▶ [To do] Make an exact copy of all the entries, but do not reproduce the pictures.

────────────────────

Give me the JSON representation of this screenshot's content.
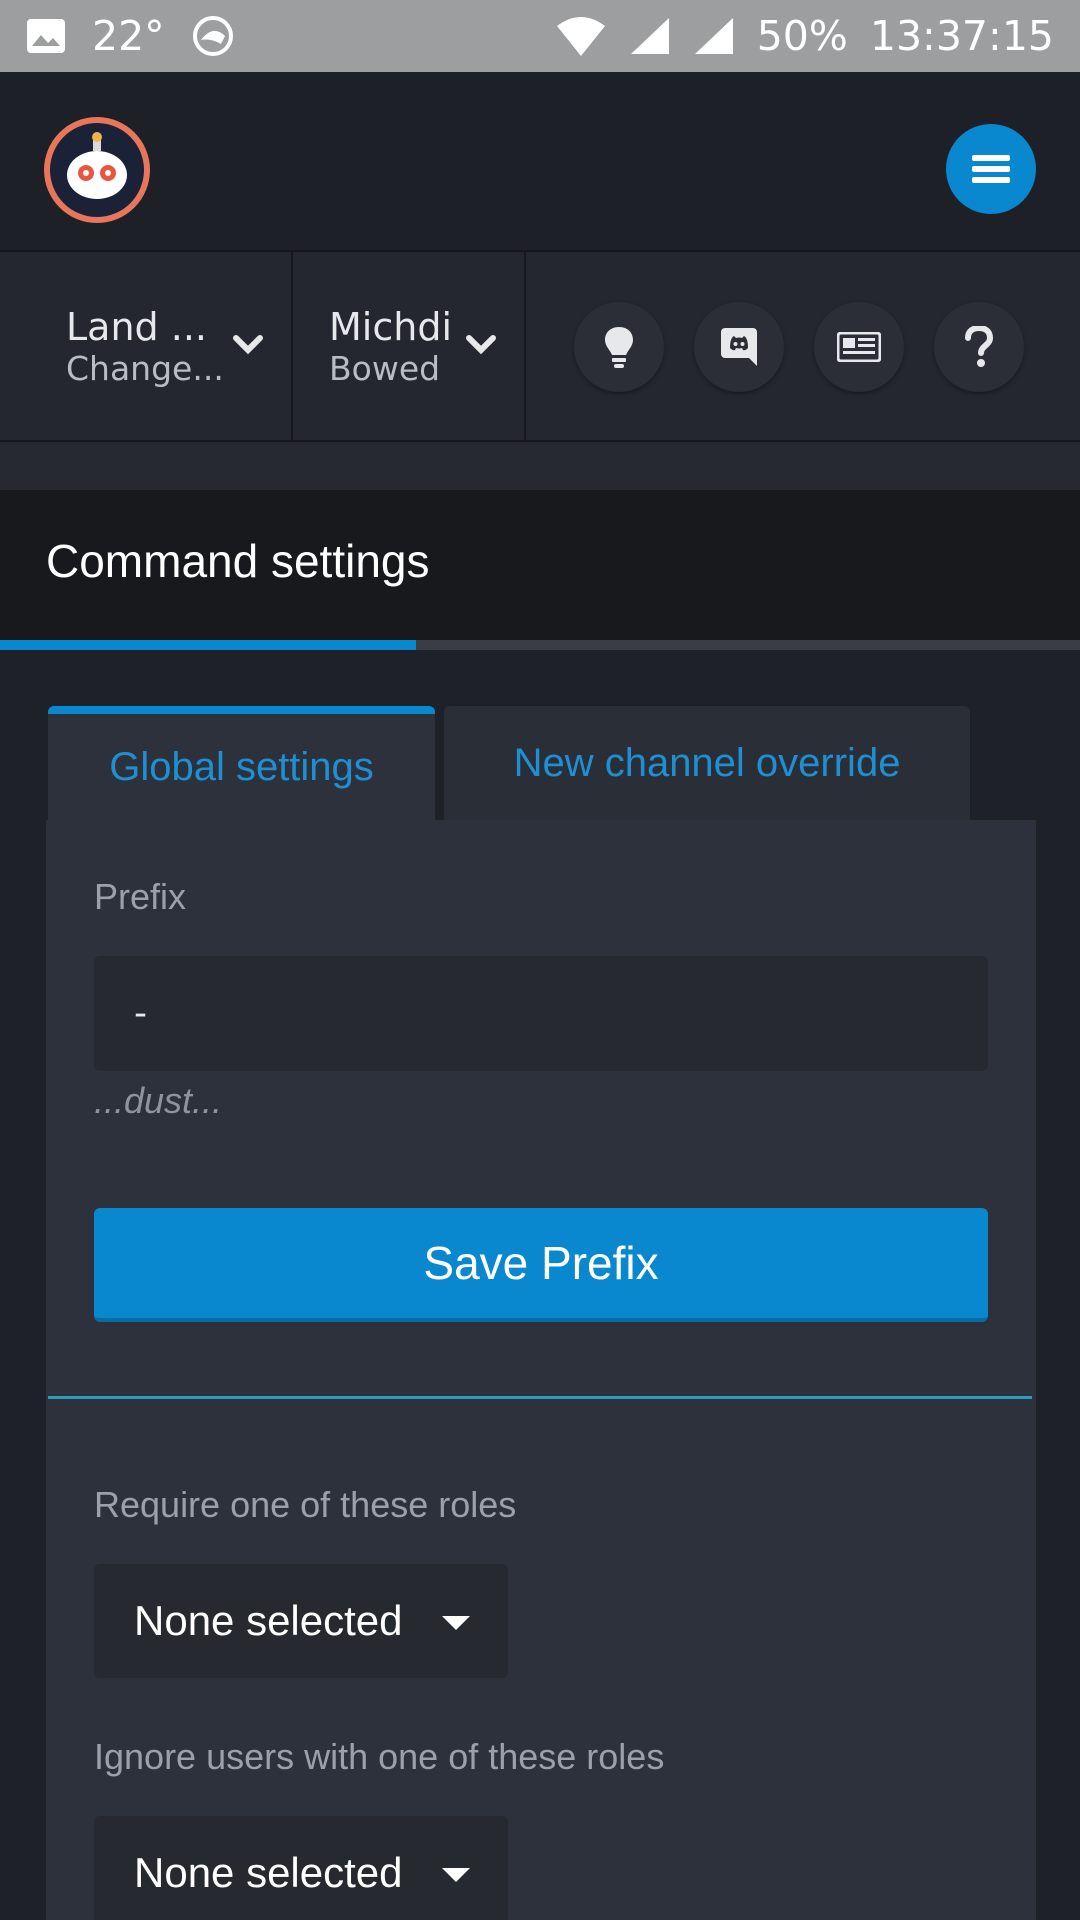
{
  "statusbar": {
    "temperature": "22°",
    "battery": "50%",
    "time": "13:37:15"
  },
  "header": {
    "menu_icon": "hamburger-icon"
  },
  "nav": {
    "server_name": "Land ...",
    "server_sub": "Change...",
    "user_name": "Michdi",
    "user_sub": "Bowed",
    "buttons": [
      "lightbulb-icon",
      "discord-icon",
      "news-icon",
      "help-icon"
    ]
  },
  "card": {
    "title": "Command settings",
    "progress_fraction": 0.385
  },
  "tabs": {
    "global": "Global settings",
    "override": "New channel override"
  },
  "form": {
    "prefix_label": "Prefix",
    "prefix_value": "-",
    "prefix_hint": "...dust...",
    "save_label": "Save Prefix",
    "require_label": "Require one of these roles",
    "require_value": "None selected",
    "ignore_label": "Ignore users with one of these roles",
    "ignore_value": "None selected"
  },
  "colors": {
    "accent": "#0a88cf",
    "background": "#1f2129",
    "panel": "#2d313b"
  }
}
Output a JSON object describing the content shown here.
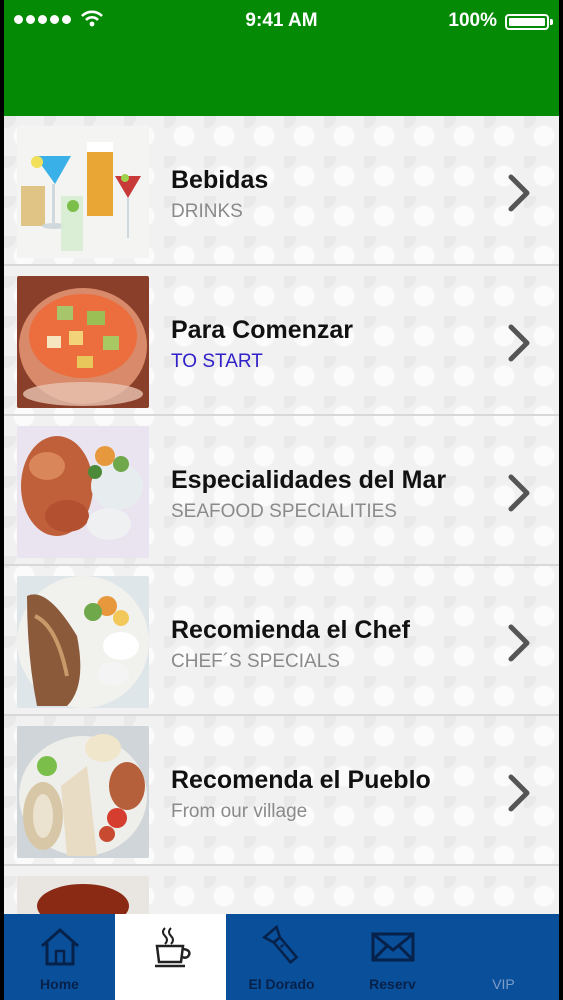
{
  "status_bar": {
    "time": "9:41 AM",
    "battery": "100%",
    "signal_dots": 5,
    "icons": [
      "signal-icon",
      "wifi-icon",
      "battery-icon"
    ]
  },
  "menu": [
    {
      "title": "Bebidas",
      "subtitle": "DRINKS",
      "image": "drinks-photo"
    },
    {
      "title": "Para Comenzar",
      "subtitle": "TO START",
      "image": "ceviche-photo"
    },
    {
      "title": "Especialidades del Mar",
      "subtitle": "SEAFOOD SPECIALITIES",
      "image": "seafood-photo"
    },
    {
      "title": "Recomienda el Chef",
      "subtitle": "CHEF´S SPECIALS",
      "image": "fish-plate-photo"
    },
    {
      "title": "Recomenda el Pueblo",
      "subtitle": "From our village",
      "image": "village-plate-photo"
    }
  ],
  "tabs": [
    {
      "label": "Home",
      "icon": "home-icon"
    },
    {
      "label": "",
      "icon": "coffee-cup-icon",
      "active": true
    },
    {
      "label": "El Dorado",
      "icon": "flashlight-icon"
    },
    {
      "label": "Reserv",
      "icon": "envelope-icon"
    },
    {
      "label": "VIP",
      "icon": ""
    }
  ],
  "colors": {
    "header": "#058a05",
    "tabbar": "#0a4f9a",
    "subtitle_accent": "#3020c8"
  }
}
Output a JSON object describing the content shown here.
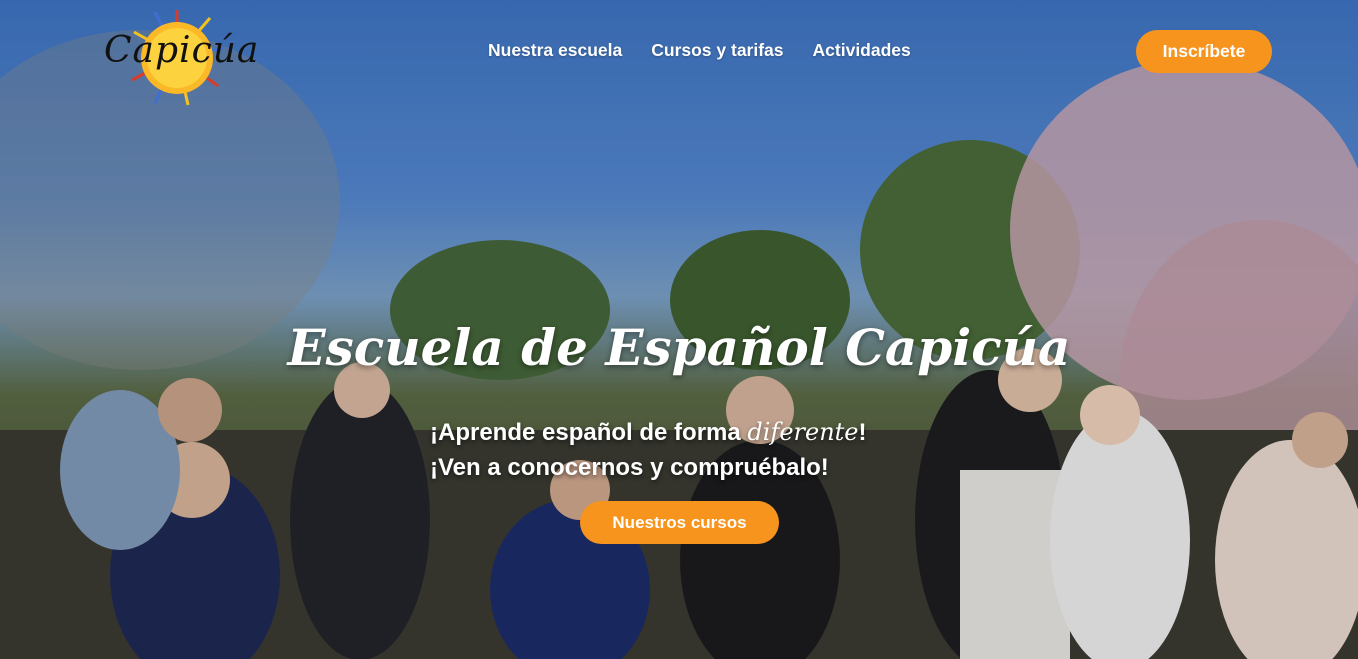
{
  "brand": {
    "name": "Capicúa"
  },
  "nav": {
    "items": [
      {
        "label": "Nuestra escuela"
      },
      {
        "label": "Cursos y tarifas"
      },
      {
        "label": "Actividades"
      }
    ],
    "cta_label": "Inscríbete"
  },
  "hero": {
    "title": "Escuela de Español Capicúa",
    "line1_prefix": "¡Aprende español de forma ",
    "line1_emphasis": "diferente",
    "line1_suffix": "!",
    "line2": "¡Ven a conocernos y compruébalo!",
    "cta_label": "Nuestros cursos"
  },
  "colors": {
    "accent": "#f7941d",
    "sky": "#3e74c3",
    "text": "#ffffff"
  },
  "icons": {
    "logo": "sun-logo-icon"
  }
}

────────────────────

▶ [Full solution]
Give me the JSON representation of this screenshot's content.
{
  "statusbar": {
    "temperature": "22°",
    "battery": "50%",
    "time": "13:37:15"
  },
  "header": {
    "menu_icon": "hamburger-icon"
  },
  "nav": {
    "server_name": "Land ...",
    "server_sub": "Change...",
    "user_name": "Michdi",
    "user_sub": "Bowed",
    "buttons": [
      "lightbulb-icon",
      "discord-icon",
      "news-icon",
      "help-icon"
    ]
  },
  "card": {
    "title": "Command settings",
    "progress_fraction": 0.385
  },
  "tabs": {
    "global": "Global settings",
    "override": "New channel override"
  },
  "form": {
    "prefix_label": "Prefix",
    "prefix_value": "-",
    "prefix_hint": "...dust...",
    "save_label": "Save Prefix",
    "require_label": "Require one of these roles",
    "require_value": "None selected",
    "ignore_label": "Ignore users with one of these roles",
    "ignore_value": "None selected"
  },
  "colors": {
    "accent": "#0a88cf",
    "background": "#1f2129",
    "panel": "#2d313b"
  }
}
Output a JSON object describing the content shown here.
{
  "status_bar": {
    "time": "9:41 AM",
    "battery": "100%",
    "signal_dots": 5,
    "icons": [
      "signal-icon",
      "wifi-icon",
      "battery-icon"
    ]
  },
  "menu": [
    {
      "title": "Bebidas",
      "subtitle": "DRINKS",
      "image": "drinks-photo"
    },
    {
      "title": "Para Comenzar",
      "subtitle": "TO START",
      "image": "ceviche-photo"
    },
    {
      "title": "Especialidades del Mar",
      "subtitle": "SEAFOOD SPECIALITIES",
      "image": "seafood-photo"
    },
    {
      "title": "Recomienda el Chef",
      "subtitle": "CHEF´S SPECIALS",
      "image": "fish-plate-photo"
    },
    {
      "title": "Recomenda el Pueblo",
      "subtitle": "From our village",
      "image": "village-plate-photo"
    }
  ],
  "tabs": [
    {
      "label": "Home",
      "icon": "home-icon"
    },
    {
      "label": "",
      "icon": "coffee-cup-icon",
      "active": true
    },
    {
      "label": "El Dorado",
      "icon": "flashlight-icon"
    },
    {
      "label": "Reserv",
      "icon": "envelope-icon"
    },
    {
      "label": "VIP",
      "icon": ""
    }
  ],
  "colors": {
    "header": "#058a05",
    "tabbar": "#0a4f9a",
    "subtitle_accent": "#3020c8"
  }
}
Output a JSON object describing the content shown here.
{
  "brand": {
    "name": "Capicúa"
  },
  "nav": {
    "items": [
      {
        "label": "Nuestra escuela"
      },
      {
        "label": "Cursos y tarifas"
      },
      {
        "label": "Actividades"
      }
    ],
    "cta_label": "Inscríbete"
  },
  "hero": {
    "title": "Escuela de Español Capicúa",
    "line1_prefix": "¡Aprende español de forma ",
    "line1_emphasis": "diferente",
    "line1_suffix": "!",
    "line2": "¡Ven a conocernos y compruébalo!",
    "cta_label": "Nuestros cursos"
  },
  "colors": {
    "accent": "#f7941d",
    "sky": "#3e74c3",
    "text": "#ffffff"
  },
  "icons": {
    "logo": "sun-logo-icon"
  }
}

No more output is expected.